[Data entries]

((

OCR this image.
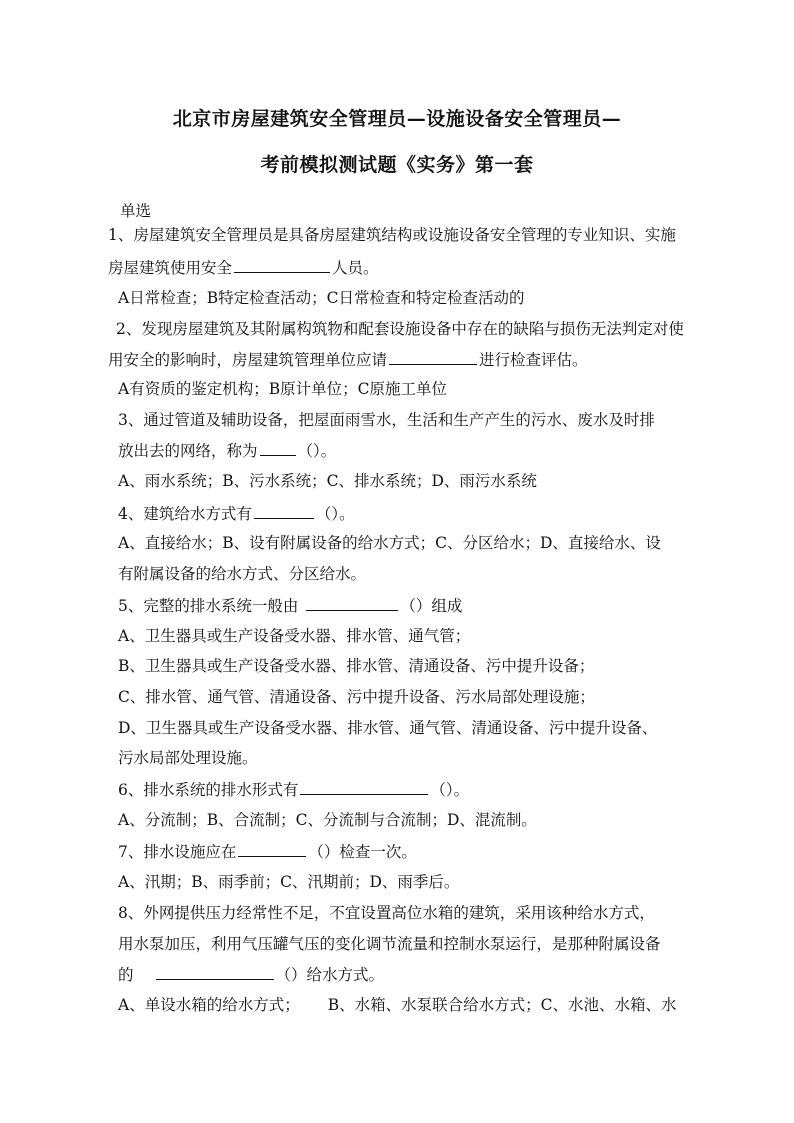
北京市房屋建筑安全管理员—设施设备安全管理员—
考前模拟测试题《实务》第一套
单选
1、房屋建筑安全管理员是具备房屋建筑结构或设施设备安全管理的专业知识、实施
房屋建筑使用安全	人员。
A日常检查；B特定检查活动；C日常检查和特定检查活动的
2、发现房屋建筑及其附属构筑物和配套设施设备中存在的缺陷与损伤无法判定对使
用安全的影响时，房屋建筑管理单位应请	进行检查评估。
A有资质的鉴定机构；B原计单位；C原施工单位
3、通过管道及辅助设备，把屋面雨雪水，生活和生产产生的污水、废水及时排
放出去的网络，称为	（）。
A、雨水系统；B、污水系统；C、排水系统；D、雨污水系统
4、建筑给水方式有	（）。
A、直接给水；B、设有附属设备的给水方式；C、分区给水；D、直接给水、设
有附属设备的给水方式、分区给水。
5、完整的排水系统一般由	（）组成
A、卫生器具或生产设备受水器、排水管、通气管；
B、卫生器具或生产设备受水器、排水管、清通设备、污中提升设备；
C、排水管、通气管、清通设备、污中提升设备、污水局部处理设施；
D、卫生器具或生产设备受水器、排水管、通气管、清通设备、污中提升设备、
污水局部处理设施。
6、排水系统的排水形式有	（）。
A、分流制；B、合流制；C、分流制与合流制；D、混流制。
7、排水设施应在	（）检查一次。
A、汛期；B、雨季前；C、汛期前；D、雨季后。
8、外网提供压力经常性不足，不宜设置高位水箱的建筑，采用该种给水方式，
用水泵加压，利用气压罐气压的变化调节流量和控制水泵运行，是那种附属设备
的	（）给水方式。
A、单设水箱的给水方式； B、水箱、水泵联合给水方式；C、水池、水箱、水
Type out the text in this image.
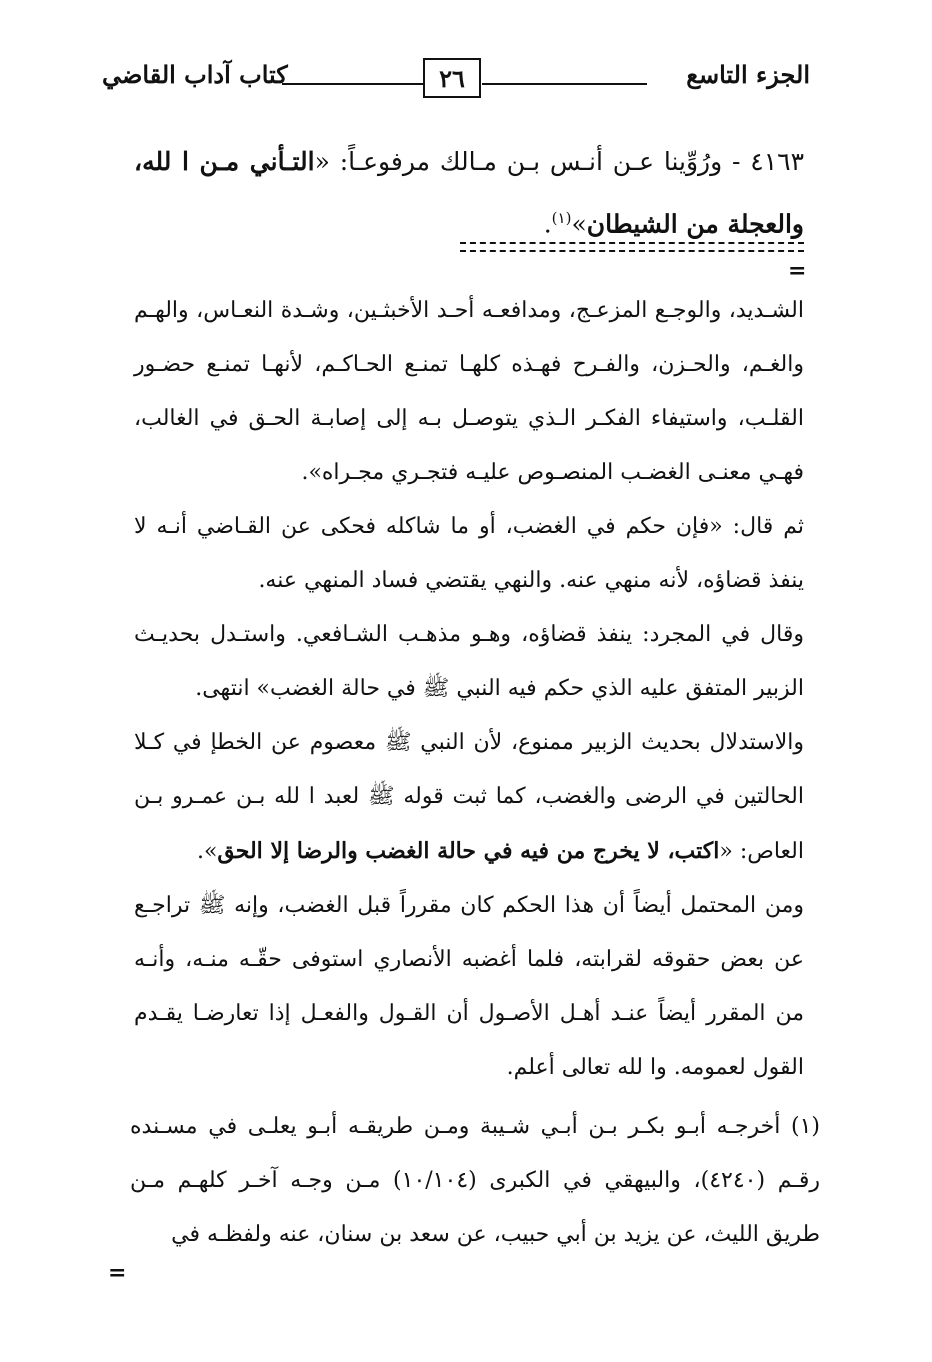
الجزء التاسع
٢٦
كتاب آداب القاضي
٤١٦٣ - ورُوِّينا عـن أنـس بـن مـالك مرفوعـاً: «التـأني مـن ا لله، والعجلة من الشيطان»$^{(١)}$.
=

الشـديد، والوجـع المزعـج، ومدافعـه أحـد الأخبثـين، وشـدة النعـاس، والهـم والغـم، والحـزن، والفـرح فهـذه كلهـا تمنـع الحـاكـم، لأنهـا تمنـع حضـور القلـب، واستيفاء الفكـر الـذي يتوصـل بـه إلى إصابـة الحـق في الغالب، فهـي معنـى الغضـب المنصـوص عليـه فتجـري مجـراه».

ثم قال: «فإن حكم في الغضب، أو ما شاكله فحكى عن القـاضي أنـه لا ينفذ قضاؤه، لأنه منهي عنه. والنهي يقتضي فساد المنهي عنه.

وقال في المجرد: ينفذ قضاؤه، وهـو مذهـب الشـافعي. واستـدل بحديـث الزبير المتفق عليه الذي حكم فيه النبي ﷺ في حالة الغضب» انتهى.

والاستدلال بحديث الزبير ممنوع، لأن النبي ﷺ معصوم عن الخطإ في كـلا الحالتين في الرضى والغضب، كما ثبت قوله ﷺ لعبد ا لله بـن عمـرو بـن العاص: «اكتب، لا يخرج من فيه في حالة الغضب والرضا إلا الحق».

ومن المحتمل أيضاً أن هذا الحكم كان مقرراً قبل الغضب، وإنه ﷺ تراجـع عن بعض حقوقه لقرابته، فلما أغضبه الأنصاري استوفى حقّـه منـه، وأنـه من المقرر أيضاً عنـد أهـل الأصـول أن القـول والفعـل إذا تعارضـا يقـدم القول لعمومه. وا لله تعالى أعلم.

(١) أخرجـه أبـو بكـر بـن أبـي شـيبة ومـن طريقـه أبـو يعلـى في مسـنده رقـم (٤٢٤٠)، والبيهقي في الكبرى (١٠/١٠٤) مـن وجـه آخـر كلهـم مـن طريق الليث، عن يزيد بن أبي حبيب، عن سعد بن سنان، عنه ولفظـه في
=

))

_CHALLENGE_: Find each line holding the string "الزبير" and copy it out.

_THE OUTPUT_:
وقال في المجرد: ينفذ قضاؤه، وهـو مذهـب الشـافعي. واستـدل بحديـث الزبير المتفق عليه الذي حكم فيه النبي ﷺ في حالة الغضب» انتهى.
والاستدلال بحديث الزبير ممنوع، لأن النبي ﷺ معصوم عن الخطإ في كـلا الحالتين في الرضى والغضب، كما ثبت قوله ﷺ لعبد ا لله بـن عمـرو بـن العاص: «اكتب، لا يخرج من فيه في حالة الغضب والرضا إلا الحق».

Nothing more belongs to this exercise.